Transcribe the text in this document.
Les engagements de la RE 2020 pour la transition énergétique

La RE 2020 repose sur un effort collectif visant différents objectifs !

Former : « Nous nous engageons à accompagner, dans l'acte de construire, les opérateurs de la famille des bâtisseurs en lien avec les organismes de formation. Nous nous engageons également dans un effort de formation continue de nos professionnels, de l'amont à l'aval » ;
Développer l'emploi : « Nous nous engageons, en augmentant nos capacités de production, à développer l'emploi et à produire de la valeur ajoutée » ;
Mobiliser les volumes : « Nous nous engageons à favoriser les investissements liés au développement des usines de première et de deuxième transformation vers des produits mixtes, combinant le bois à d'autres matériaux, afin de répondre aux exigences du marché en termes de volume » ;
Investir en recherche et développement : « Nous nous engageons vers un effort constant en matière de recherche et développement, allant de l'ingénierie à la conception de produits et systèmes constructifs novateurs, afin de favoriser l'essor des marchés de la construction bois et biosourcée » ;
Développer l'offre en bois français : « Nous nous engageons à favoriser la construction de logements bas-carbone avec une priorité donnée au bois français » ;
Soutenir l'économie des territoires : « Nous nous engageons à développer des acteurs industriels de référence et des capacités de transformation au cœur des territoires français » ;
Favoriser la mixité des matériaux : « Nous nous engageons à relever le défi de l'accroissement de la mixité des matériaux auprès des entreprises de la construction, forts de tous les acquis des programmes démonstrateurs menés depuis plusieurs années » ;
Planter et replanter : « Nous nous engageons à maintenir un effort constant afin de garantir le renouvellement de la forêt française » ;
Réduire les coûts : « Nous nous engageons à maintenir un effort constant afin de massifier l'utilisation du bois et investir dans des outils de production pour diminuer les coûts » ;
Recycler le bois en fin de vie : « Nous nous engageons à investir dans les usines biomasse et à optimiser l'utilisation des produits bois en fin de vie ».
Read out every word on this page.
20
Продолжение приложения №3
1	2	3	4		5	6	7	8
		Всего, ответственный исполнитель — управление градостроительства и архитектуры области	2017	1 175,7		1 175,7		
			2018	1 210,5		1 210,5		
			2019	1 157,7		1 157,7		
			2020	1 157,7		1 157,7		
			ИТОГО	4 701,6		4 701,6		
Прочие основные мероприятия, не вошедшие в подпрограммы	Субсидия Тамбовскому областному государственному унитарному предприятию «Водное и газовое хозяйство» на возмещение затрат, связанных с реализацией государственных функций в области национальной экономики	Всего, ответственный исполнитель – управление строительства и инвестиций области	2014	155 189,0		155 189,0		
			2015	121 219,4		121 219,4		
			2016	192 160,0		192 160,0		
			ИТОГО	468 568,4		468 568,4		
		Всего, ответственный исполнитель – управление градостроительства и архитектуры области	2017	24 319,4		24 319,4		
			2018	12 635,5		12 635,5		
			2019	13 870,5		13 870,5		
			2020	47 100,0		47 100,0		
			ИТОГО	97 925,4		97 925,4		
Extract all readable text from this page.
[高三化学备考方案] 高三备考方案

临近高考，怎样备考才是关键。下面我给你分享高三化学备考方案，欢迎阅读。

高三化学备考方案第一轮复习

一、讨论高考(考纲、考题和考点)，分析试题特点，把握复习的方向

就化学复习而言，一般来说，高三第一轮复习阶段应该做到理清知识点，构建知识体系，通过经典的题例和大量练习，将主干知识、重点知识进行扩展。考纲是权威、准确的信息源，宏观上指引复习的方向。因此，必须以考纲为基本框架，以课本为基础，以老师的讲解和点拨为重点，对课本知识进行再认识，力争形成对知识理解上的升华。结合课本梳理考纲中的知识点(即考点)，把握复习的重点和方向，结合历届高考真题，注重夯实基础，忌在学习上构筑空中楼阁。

______

Stated problem
Using the material above, count the lines containing the word "produits". Reply with the number alone.

Result of this task
3